- [Exercise aim]: Show every line where "residence" occurs.

** Start of Provided information **

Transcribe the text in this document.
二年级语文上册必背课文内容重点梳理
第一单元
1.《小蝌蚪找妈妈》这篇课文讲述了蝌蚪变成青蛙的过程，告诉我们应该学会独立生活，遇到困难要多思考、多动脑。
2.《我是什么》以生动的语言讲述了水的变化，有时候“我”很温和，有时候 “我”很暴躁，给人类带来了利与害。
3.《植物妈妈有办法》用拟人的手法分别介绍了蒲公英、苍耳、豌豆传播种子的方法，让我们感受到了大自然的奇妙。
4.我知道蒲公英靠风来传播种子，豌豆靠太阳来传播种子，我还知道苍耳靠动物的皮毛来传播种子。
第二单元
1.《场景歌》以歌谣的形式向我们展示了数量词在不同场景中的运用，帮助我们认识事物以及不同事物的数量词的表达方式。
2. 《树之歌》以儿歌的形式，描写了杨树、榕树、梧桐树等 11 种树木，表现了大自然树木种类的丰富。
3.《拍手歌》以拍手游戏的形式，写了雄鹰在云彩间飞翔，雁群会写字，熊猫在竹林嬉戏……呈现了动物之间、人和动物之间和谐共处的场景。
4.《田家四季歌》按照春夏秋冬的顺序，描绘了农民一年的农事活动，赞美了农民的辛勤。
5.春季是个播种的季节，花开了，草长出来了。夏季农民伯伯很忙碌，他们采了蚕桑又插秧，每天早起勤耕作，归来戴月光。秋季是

** End of Provided information **
** Start of Provided information **

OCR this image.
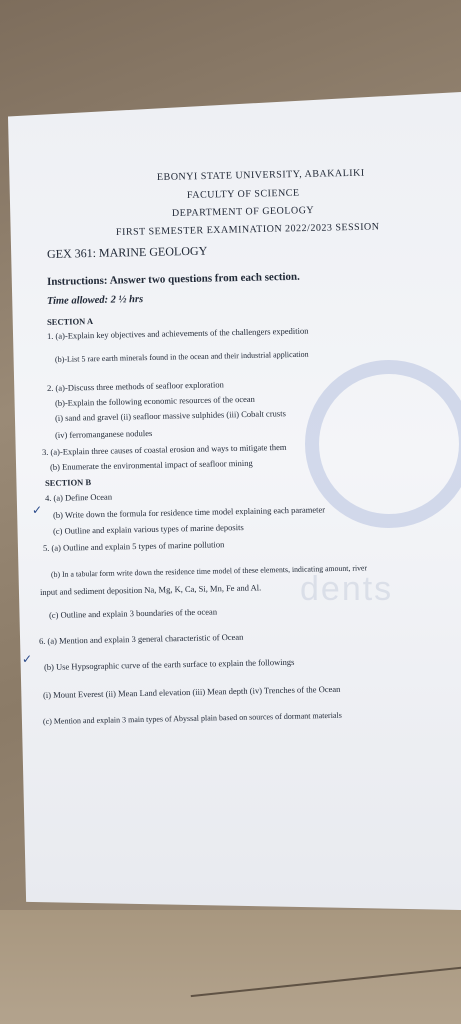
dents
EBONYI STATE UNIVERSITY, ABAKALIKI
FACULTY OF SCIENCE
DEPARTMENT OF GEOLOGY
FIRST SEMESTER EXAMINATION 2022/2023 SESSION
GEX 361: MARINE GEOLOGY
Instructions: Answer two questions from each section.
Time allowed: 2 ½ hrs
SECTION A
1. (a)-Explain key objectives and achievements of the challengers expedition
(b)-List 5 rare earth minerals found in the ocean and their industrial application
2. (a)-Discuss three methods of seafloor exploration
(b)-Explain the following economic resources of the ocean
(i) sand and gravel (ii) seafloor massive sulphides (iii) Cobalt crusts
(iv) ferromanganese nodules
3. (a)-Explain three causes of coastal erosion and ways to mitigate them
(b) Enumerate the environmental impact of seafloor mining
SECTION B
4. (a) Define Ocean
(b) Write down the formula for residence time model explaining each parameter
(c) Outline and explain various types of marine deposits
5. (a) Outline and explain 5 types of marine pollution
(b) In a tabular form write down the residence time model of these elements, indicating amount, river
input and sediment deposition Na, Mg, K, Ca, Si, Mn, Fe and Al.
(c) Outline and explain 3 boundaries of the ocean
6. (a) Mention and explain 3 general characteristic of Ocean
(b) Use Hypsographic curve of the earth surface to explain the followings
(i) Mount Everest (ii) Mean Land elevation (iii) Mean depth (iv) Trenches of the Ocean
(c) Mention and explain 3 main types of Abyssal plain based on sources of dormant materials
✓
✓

** End of Provided information **

- [Task result]:
(b) Write down the formula for residence time model explaining each parameter
(b) In a tabular form write down the residence time model of these elements, indicating amount, river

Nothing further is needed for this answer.